» **Supplied records**
<<<<
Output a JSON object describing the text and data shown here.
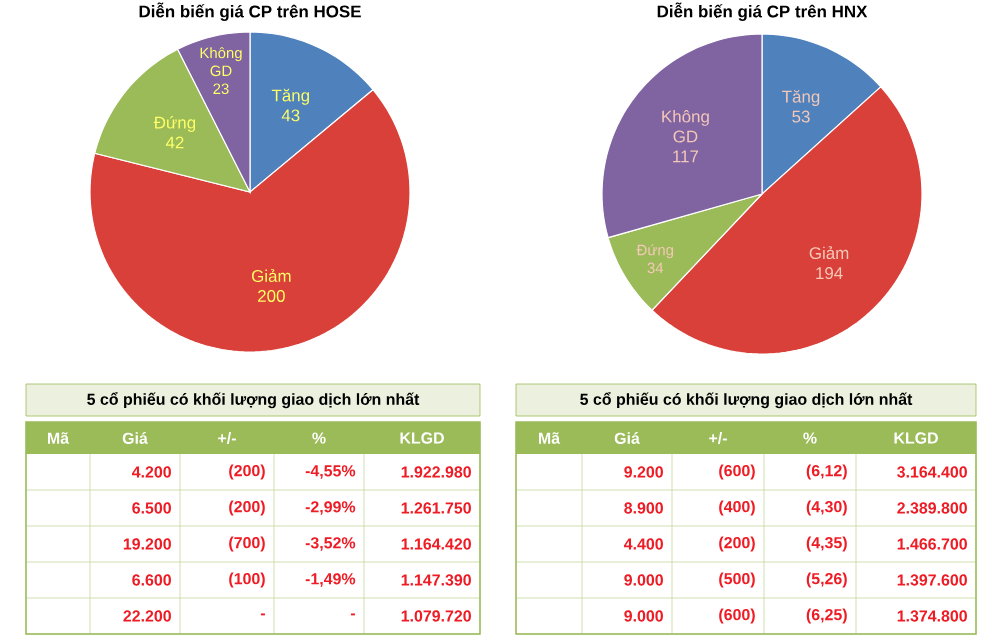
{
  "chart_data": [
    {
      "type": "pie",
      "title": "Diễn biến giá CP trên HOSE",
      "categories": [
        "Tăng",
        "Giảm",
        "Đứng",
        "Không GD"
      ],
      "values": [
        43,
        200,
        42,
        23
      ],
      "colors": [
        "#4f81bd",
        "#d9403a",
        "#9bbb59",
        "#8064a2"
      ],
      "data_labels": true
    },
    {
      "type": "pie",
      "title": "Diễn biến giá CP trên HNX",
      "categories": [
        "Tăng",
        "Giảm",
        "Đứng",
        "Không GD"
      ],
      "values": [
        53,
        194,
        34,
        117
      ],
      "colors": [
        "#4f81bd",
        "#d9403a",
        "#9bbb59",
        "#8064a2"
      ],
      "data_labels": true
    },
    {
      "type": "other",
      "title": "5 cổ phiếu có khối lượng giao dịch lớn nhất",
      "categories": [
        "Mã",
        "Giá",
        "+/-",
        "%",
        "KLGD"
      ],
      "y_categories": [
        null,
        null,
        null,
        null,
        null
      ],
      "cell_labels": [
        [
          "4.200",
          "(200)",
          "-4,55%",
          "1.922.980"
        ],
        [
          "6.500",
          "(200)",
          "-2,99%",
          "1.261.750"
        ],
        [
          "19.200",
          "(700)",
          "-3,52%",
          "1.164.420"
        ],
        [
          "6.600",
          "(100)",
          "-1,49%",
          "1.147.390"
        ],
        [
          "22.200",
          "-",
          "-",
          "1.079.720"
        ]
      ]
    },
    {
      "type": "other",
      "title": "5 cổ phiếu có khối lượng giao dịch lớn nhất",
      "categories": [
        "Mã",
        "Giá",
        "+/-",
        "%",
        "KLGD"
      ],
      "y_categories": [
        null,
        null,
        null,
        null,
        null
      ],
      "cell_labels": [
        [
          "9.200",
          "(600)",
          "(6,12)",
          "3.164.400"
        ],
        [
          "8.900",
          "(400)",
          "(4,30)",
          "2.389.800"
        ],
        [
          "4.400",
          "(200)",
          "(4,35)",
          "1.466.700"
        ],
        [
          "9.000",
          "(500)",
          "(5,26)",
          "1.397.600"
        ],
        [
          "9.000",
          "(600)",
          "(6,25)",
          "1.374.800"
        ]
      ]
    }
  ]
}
>>>>
<<<<
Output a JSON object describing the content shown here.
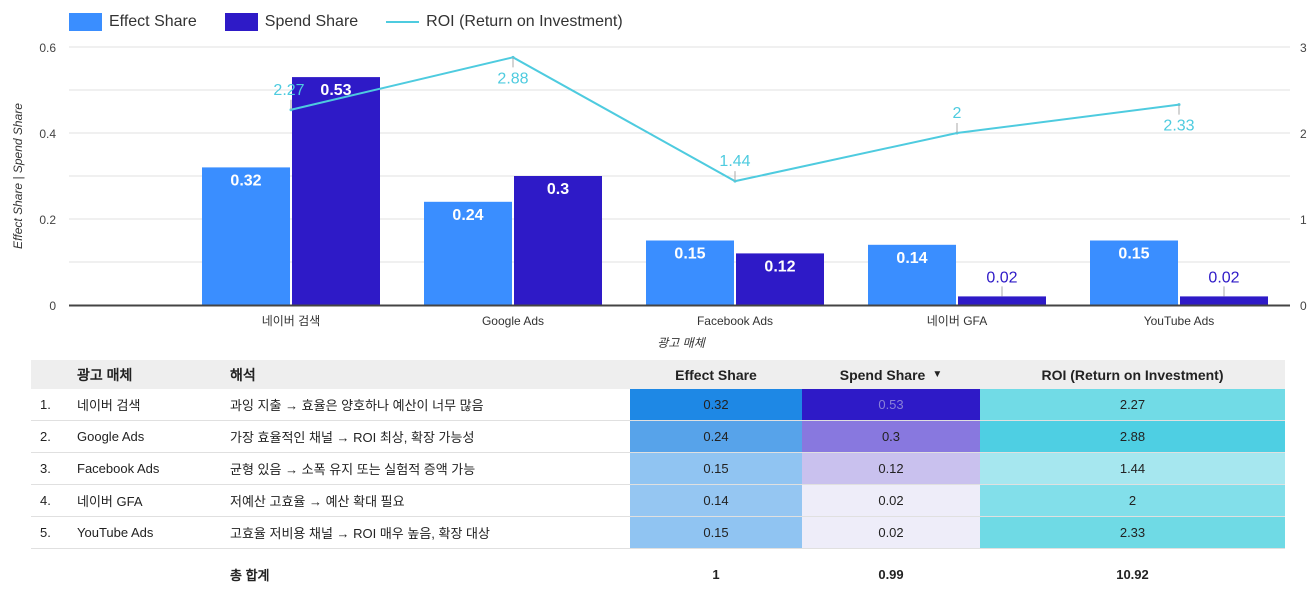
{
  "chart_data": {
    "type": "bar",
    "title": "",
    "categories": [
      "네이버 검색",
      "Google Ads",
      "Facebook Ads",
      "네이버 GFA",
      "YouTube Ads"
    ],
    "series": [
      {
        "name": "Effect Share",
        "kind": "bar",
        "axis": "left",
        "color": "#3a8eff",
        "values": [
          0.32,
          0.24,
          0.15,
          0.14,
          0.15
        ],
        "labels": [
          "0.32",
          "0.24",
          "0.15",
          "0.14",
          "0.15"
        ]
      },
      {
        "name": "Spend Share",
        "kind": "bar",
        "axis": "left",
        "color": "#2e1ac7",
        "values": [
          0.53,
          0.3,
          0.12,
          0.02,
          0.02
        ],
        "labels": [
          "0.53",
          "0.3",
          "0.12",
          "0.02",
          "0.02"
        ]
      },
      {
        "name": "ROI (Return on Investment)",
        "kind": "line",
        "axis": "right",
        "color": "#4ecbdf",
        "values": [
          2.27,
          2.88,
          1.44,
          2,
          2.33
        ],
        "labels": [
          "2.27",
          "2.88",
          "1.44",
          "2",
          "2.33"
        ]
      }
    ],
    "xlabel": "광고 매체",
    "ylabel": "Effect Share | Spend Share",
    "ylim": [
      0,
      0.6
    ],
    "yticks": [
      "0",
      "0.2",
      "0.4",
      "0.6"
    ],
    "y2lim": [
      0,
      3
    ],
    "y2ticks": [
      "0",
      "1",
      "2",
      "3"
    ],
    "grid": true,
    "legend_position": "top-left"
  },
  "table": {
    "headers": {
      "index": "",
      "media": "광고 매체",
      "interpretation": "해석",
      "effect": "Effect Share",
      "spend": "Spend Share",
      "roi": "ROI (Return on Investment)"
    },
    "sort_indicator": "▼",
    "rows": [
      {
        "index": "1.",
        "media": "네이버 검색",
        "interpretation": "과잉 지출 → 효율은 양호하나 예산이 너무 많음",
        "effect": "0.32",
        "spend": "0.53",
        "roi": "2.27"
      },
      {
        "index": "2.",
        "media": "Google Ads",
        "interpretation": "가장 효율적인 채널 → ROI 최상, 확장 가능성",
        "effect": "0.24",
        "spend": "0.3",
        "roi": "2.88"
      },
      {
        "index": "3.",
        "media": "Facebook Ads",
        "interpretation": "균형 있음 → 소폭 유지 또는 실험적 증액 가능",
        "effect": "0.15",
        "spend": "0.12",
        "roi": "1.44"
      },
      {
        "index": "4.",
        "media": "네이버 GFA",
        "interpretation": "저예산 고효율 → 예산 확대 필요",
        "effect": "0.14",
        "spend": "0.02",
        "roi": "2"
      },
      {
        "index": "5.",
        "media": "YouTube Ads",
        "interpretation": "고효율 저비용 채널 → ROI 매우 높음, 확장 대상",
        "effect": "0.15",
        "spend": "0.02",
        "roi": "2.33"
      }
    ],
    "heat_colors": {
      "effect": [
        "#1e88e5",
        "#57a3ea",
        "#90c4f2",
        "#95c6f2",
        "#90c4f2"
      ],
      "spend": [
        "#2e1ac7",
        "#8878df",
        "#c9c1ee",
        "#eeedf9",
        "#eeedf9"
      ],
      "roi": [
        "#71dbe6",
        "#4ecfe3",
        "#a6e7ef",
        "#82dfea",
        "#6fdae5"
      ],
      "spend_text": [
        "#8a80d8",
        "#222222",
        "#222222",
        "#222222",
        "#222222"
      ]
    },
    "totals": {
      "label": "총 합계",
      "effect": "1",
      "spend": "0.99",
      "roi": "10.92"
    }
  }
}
>>>>
» **Directions**
Tally the lines in these entries that have the string "title" in them, then answer with the count and nothing else.

» **Exercise answer**
5